SHORT PROBLEM
State how many lines of the entries hold the string "keyword", and nothing more.

## Start DATASET EXCERPTS

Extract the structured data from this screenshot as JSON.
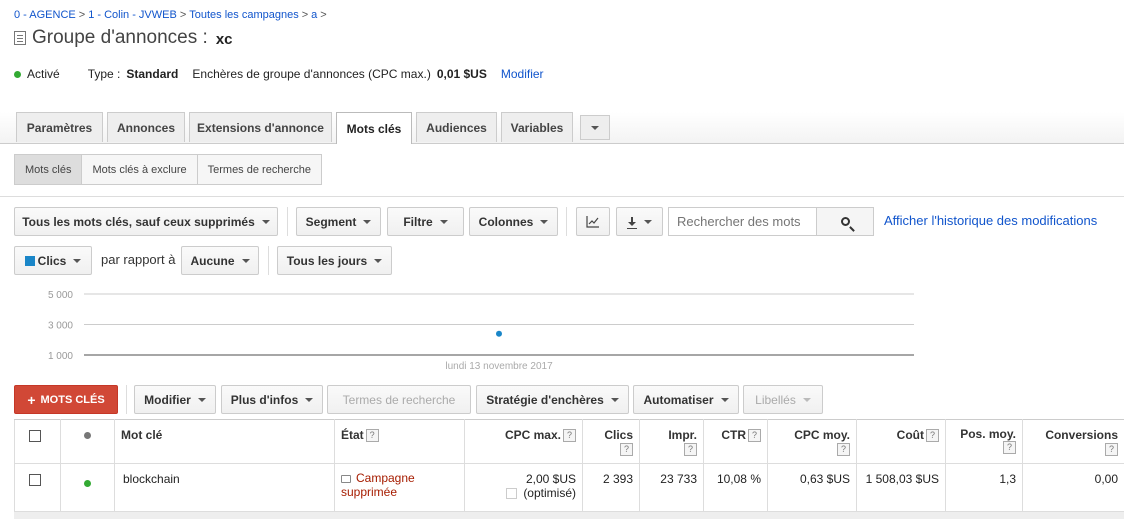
{
  "breadcrumb": {
    "items": [
      "0 - AGENCE",
      "1 - Colin - JVWEB",
      "Toutes les campagnes",
      "a"
    ],
    "sep": ">"
  },
  "header": {
    "label": "Groupe d'annonces :",
    "name": "xc"
  },
  "status": {
    "state": "Activé",
    "type_label": "Type :",
    "type_value": "Standard",
    "bid_label": "Enchères de groupe d'annonces (CPC max.)",
    "bid_value": "0,01 $US",
    "modify": "Modifier"
  },
  "tabs": [
    {
      "label": "Paramètres"
    },
    {
      "label": "Annonces"
    },
    {
      "label": "Extensions d'annonce"
    },
    {
      "label": "Mots clés",
      "active": true
    },
    {
      "label": "Audiences"
    },
    {
      "label": "Variables"
    }
  ],
  "subtabs": [
    {
      "label": "Mots clés",
      "active": true
    },
    {
      "label": "Mots clés à exclure"
    },
    {
      "label": "Termes de recherche"
    }
  ],
  "toolbar": {
    "filter_all": "Tous les mots clés, sauf ceux supprimés",
    "segment": "Segment",
    "filtre": "Filtre",
    "colonnes": "Colonnes",
    "search_placeholder": "Rechercher des mots",
    "history": "Afficher l'historique des modifications",
    "metric": "Clics",
    "compare_label": "par rapport à",
    "compare_value": "Aucune",
    "period": "Tous les jours"
  },
  "chart_data": {
    "type": "scatter",
    "yticks": [
      "5 000",
      "3 000",
      "1 000"
    ],
    "ylim": [
      0,
      5000
    ],
    "x": [
      "lundi 13 novembre 2017"
    ],
    "series": [
      {
        "values": [
          2393
        ]
      }
    ],
    "xlabel": "lundi 13 novembre 2017",
    "grid": true,
    "color": "#1a86c8"
  },
  "actions": {
    "add": "MOTS CLÉS",
    "modifier": "Modifier",
    "plus_infos": "Plus d'infos",
    "termes": "Termes de recherche",
    "strategie": "Stratégie d'enchères",
    "automatiser": "Automatiser",
    "libelles": "Libellés"
  },
  "table": {
    "columns": {
      "keyword": "Mot clé",
      "state": "État",
      "cpc_max": "CPC max.",
      "clics": "Clics",
      "impr": "Impr.",
      "ctr": "CTR",
      "cpc_moy": "CPC moy.",
      "cout": "Coût",
      "pos_moy": "Pos. moy.",
      "conversions": "Conversions"
    },
    "help": "?",
    "rows": [
      {
        "keyword": "blockchain",
        "state": "Campagne supprimée",
        "cpc_max": "2,00 $US",
        "cpc_note": "(optimisé)",
        "clics": "2 393",
        "impr": "23 733",
        "ctr": "10,08 %",
        "cpc_moy": "0,63 $US",
        "cout": "1 508,03 $US",
        "pos_moy": "1,3",
        "conversions": "0,00"
      }
    ]
  },
  "colors": {
    "link": "#1155cc",
    "accent_red": "#d14836",
    "series": "#1a86c8",
    "status_green": "#33aa33"
  }
}
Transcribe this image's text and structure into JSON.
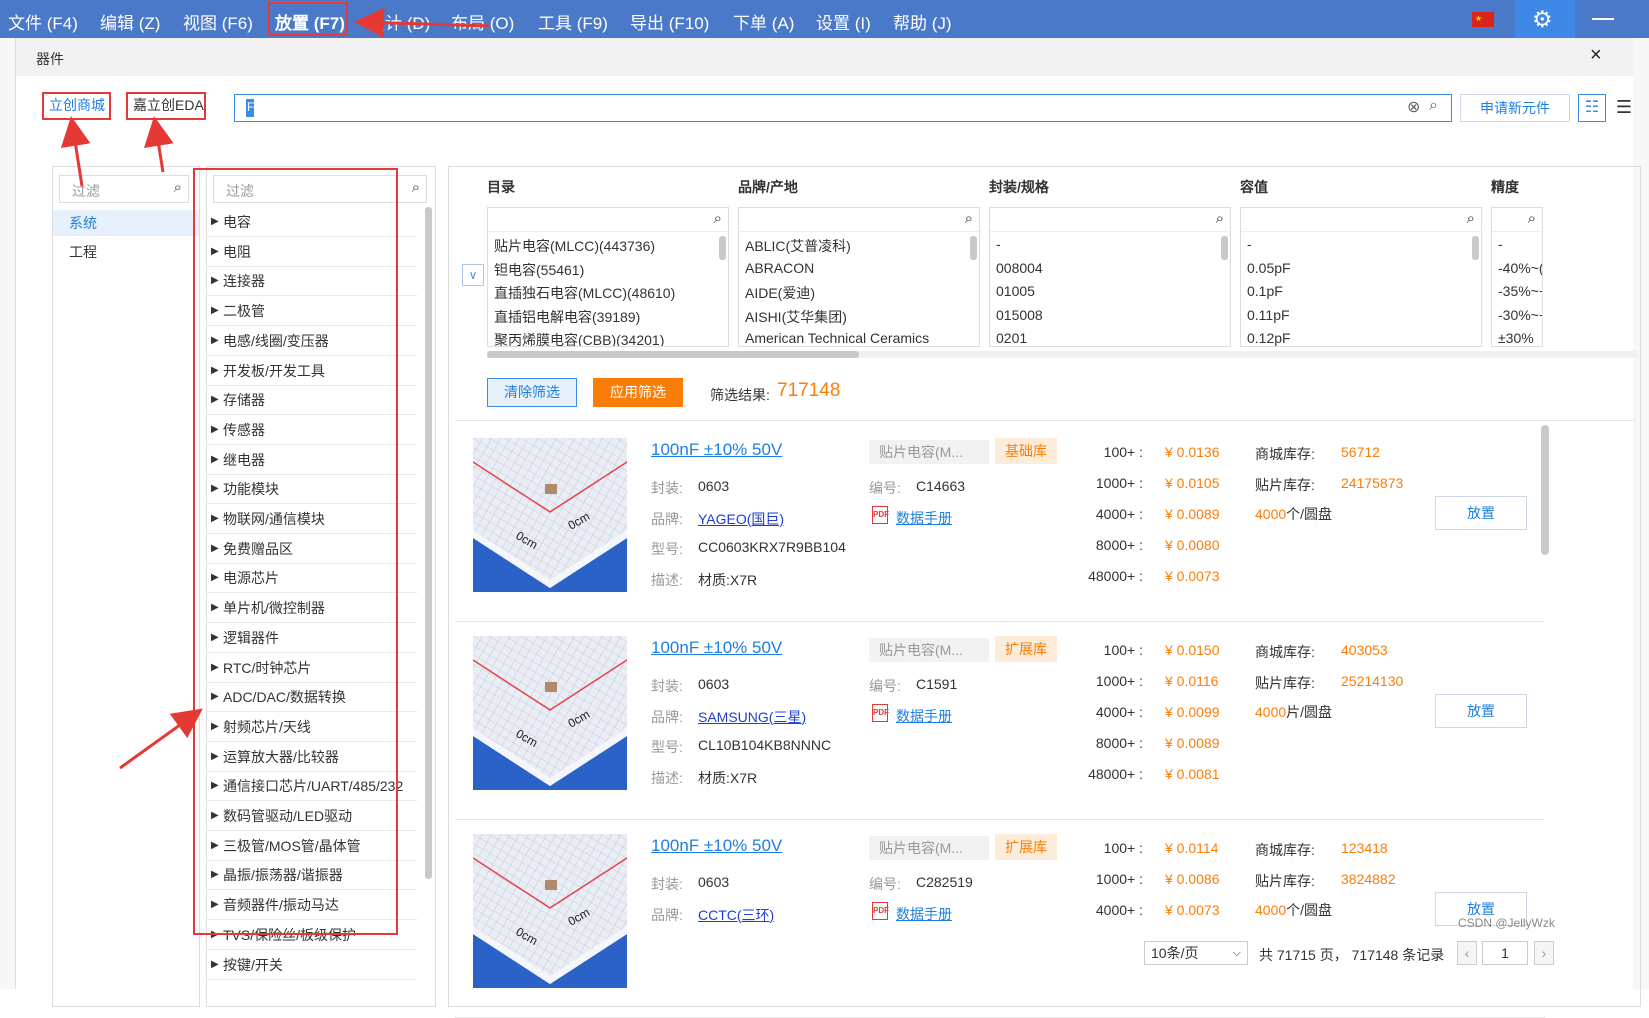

## End DATASET EXCERPTS

THE COMPLETED TASK
2